## [WHAT TO PRODUCE]
Can you output the material exactly as written, minus any pictures it holds?

## [RAW DATA]
-- start --

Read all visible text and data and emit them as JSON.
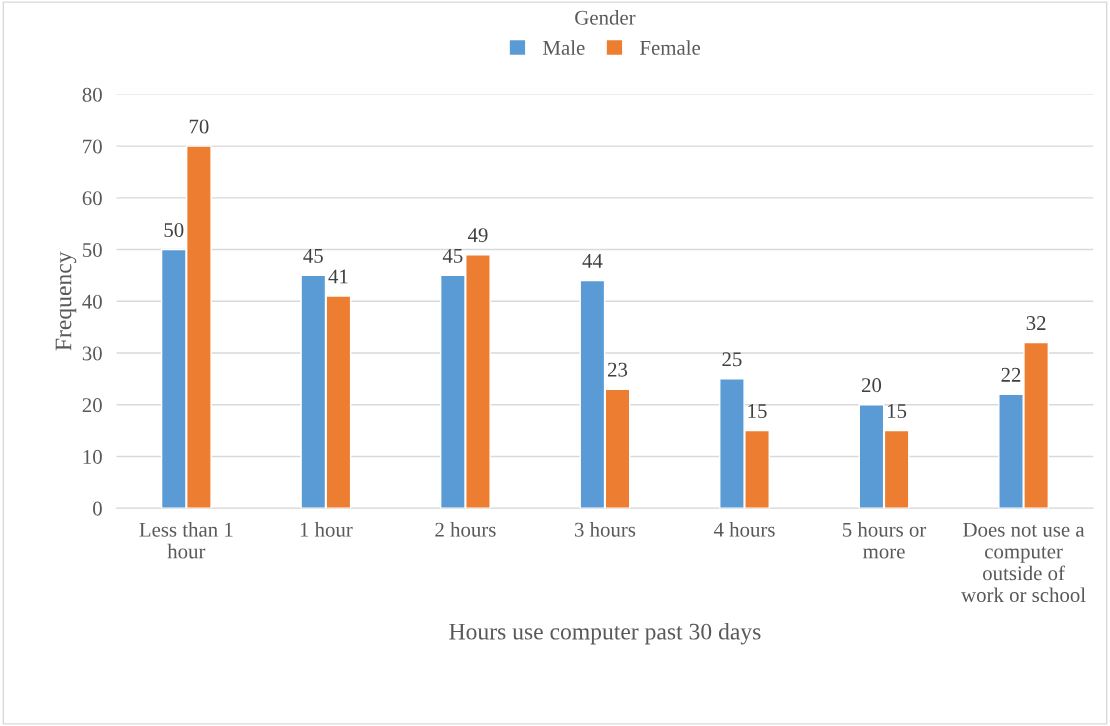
{
  "chart_data": {
    "type": "bar",
    "xlabel": "Hours use computer past 30 days",
    "ylabel": "Frequency",
    "legend_title": "Gender",
    "categories": [
      "Less than 1 hour",
      "1 hour",
      "2 hours",
      "3 hours",
      "4 hours",
      "5 hours or more",
      "Does not use a computer outside of work or school"
    ],
    "series": [
      {
        "name": "Male",
        "color": "#5b9bd5",
        "values": [
          50,
          45,
          45,
          44,
          25,
          20,
          22
        ]
      },
      {
        "name": "Female",
        "color": "#ed7d31",
        "values": [
          70,
          41,
          49,
          23,
          15,
          15,
          32
        ]
      }
    ],
    "ylim": [
      0,
      80
    ],
    "yticks": [
      0,
      10,
      20,
      30,
      40,
      50,
      60,
      70,
      80
    ],
    "grid": "y",
    "legend": "top",
    "data_labels": true
  }
}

-- end --

## [RESULT]
Read all visible text and data and emit them as JSON.
{
  "chart_data": {
    "type": "bar",
    "xlabel": "Hours use computer past 30 days",
    "ylabel": "Frequency",
    "legend_title": "Gender",
    "categories": [
      "Less than 1 hour",
      "1 hour",
      "2 hours",
      "3 hours",
      "4 hours",
      "5 hours or more",
      "Does not use a computer outside of work or school"
    ],
    "series": [
      {
        "name": "Male",
        "color": "#5b9bd5",
        "values": [
          50,
          45,
          45,
          44,
          25,
          20,
          22
        ]
      },
      {
        "name": "Female",
        "color": "#ed7d31",
        "values": [
          70,
          41,
          49,
          23,
          15,
          15,
          32
        ]
      }
    ],
    "ylim": [
      0,
      80
    ],
    "yticks": [
      0,
      10,
      20,
      30,
      40,
      50,
      60,
      70,
      80
    ],
    "grid": "y",
    "legend": "top",
    "data_labels": true
  }
}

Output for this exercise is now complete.